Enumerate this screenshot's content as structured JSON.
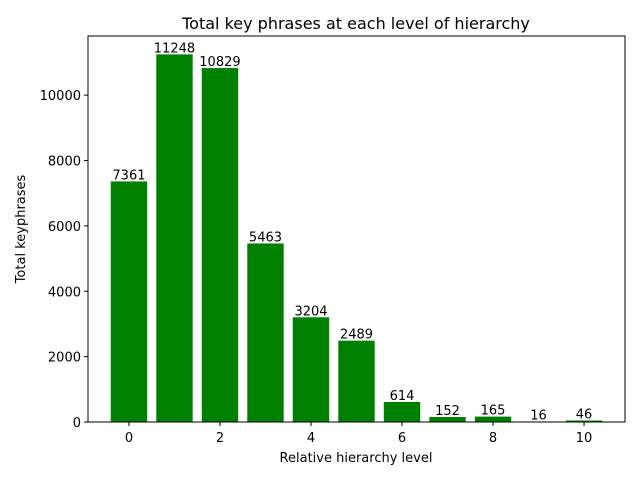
{
  "chart_data": {
    "type": "bar",
    "title": "Total key phrases at each level of hierarchy",
    "xlabel": "Relative hierarchy level",
    "ylabel": "Total keyphrases",
    "categories": [
      0,
      1,
      2,
      3,
      4,
      5,
      6,
      7,
      8,
      9,
      10
    ],
    "values": [
      7361,
      11248,
      10829,
      5463,
      3204,
      2489,
      614,
      152,
      165,
      16,
      46
    ],
    "value_labels": [
      "7361",
      "11248",
      "10829",
      "5463",
      "3204",
      "2489",
      "614",
      "152",
      "165",
      "16",
      "46"
    ],
    "xticks": [
      "0",
      "2",
      "4",
      "6",
      "8",
      "10"
    ],
    "xtick_values": [
      0,
      2,
      4,
      6,
      8,
      10
    ],
    "yticks": [
      "0",
      "2000",
      "4000",
      "6000",
      "8000",
      "10000"
    ],
    "ytick_values": [
      0,
      2000,
      4000,
      6000,
      8000,
      10000
    ],
    "xlim": [
      -0.9,
      10.9
    ],
    "ylim": [
      0,
      11810.4
    ],
    "bar_color": "#008000",
    "grid": false,
    "legend": "none"
  }
}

▸ Job:
Leave out every picture and copy the rest of the records exactly.

▸ The answer:
Enumerate this screenshot's content as structured JSON.
{
  "chart_data": {
    "type": "bar",
    "title": "Total key phrases at each level of hierarchy",
    "xlabel": "Relative hierarchy level",
    "ylabel": "Total keyphrases",
    "categories": [
      0,
      1,
      2,
      3,
      4,
      5,
      6,
      7,
      8,
      9,
      10
    ],
    "values": [
      7361,
      11248,
      10829,
      5463,
      3204,
      2489,
      614,
      152,
      165,
      16,
      46
    ],
    "value_labels": [
      "7361",
      "11248",
      "10829",
      "5463",
      "3204",
      "2489",
      "614",
      "152",
      "165",
      "16",
      "46"
    ],
    "xticks": [
      "0",
      "2",
      "4",
      "6",
      "8",
      "10"
    ],
    "xtick_values": [
      0,
      2,
      4,
      6,
      8,
      10
    ],
    "yticks": [
      "0",
      "2000",
      "4000",
      "6000",
      "8000",
      "10000"
    ],
    "ytick_values": [
      0,
      2000,
      4000,
      6000,
      8000,
      10000
    ],
    "xlim": [
      -0.9,
      10.9
    ],
    "ylim": [
      0,
      11810.4
    ],
    "bar_color": "#008000",
    "grid": false,
    "legend": "none"
  }
}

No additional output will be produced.